> [SET PROBLEM]:
Every record must be repeated exactly, with no omission.
* start RAW RECORDS *
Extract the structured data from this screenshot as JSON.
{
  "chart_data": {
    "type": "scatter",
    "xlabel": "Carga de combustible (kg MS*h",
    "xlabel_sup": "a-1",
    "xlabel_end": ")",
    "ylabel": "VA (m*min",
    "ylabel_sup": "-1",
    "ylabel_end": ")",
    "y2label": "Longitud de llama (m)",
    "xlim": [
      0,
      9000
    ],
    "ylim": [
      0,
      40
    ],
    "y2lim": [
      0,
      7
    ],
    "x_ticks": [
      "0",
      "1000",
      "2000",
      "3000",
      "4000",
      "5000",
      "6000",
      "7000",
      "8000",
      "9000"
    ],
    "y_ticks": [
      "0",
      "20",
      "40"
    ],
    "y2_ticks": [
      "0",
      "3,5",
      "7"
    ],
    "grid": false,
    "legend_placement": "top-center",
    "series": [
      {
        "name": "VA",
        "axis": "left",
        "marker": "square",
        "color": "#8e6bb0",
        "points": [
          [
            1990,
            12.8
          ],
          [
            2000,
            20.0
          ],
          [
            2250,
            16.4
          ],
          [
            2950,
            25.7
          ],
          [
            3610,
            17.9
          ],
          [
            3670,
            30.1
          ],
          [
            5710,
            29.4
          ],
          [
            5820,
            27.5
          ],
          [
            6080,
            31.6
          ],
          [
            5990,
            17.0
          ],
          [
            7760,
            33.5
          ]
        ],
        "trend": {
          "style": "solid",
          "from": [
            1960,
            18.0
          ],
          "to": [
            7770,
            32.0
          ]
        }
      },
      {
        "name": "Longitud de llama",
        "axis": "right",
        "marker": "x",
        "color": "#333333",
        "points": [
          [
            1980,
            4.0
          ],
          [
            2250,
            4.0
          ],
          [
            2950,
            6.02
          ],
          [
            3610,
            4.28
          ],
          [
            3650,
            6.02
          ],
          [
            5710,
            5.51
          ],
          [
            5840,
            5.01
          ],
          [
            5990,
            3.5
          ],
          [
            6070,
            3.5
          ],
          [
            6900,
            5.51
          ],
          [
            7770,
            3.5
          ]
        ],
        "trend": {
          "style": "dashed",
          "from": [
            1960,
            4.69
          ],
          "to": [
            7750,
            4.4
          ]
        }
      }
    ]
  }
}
* end RAW RECORDS *
> [EXPECTED ANSWER]:
Extract the structured data from this screenshot as JSON.
{
  "chart_data": {
    "type": "scatter",
    "xlabel": "Carga de combustible (kg MS*h",
    "xlabel_sup": "a-1",
    "xlabel_end": ")",
    "ylabel": "VA (m*min",
    "ylabel_sup": "-1",
    "ylabel_end": ")",
    "y2label": "Longitud de llama (m)",
    "xlim": [
      0,
      9000
    ],
    "ylim": [
      0,
      40
    ],
    "y2lim": [
      0,
      7
    ],
    "x_ticks": [
      "0",
      "1000",
      "2000",
      "3000",
      "4000",
      "5000",
      "6000",
      "7000",
      "8000",
      "9000"
    ],
    "y_ticks": [
      "0",
      "20",
      "40"
    ],
    "y2_ticks": [
      "0",
      "3,5",
      "7"
    ],
    "grid": false,
    "legend_placement": "top-center",
    "series": [
      {
        "name": "VA",
        "axis": "left",
        "marker": "square",
        "color": "#8e6bb0",
        "points": [
          [
            1990,
            12.8
          ],
          [
            2000,
            20.0
          ],
          [
            2250,
            16.4
          ],
          [
            2950,
            25.7
          ],
          [
            3610,
            17.9
          ],
          [
            3670,
            30.1
          ],
          [
            5710,
            29.4
          ],
          [
            5820,
            27.5
          ],
          [
            6080,
            31.6
          ],
          [
            5990,
            17.0
          ],
          [
            7760,
            33.5
          ]
        ],
        "trend": {
          "style": "solid",
          "from": [
            1960,
            18.0
          ],
          "to": [
            7770,
            32.0
          ]
        }
      },
      {
        "name": "Longitud de llama",
        "axis": "right",
        "marker": "x",
        "color": "#333333",
        "points": [
          [
            1980,
            4.0
          ],
          [
            2250,
            4.0
          ],
          [
            2950,
            6.02
          ],
          [
            3610,
            4.28
          ],
          [
            3650,
            6.02
          ],
          [
            5710,
            5.51
          ],
          [
            5840,
            5.01
          ],
          [
            5990,
            3.5
          ],
          [
            6070,
            3.5
          ],
          [
            6900,
            5.51
          ],
          [
            7770,
            3.5
          ]
        ],
        "trend": {
          "style": "dashed",
          "from": [
            1960,
            4.69
          ],
          "to": [
            7750,
            4.4
          ]
        }
      }
    ]
  }
}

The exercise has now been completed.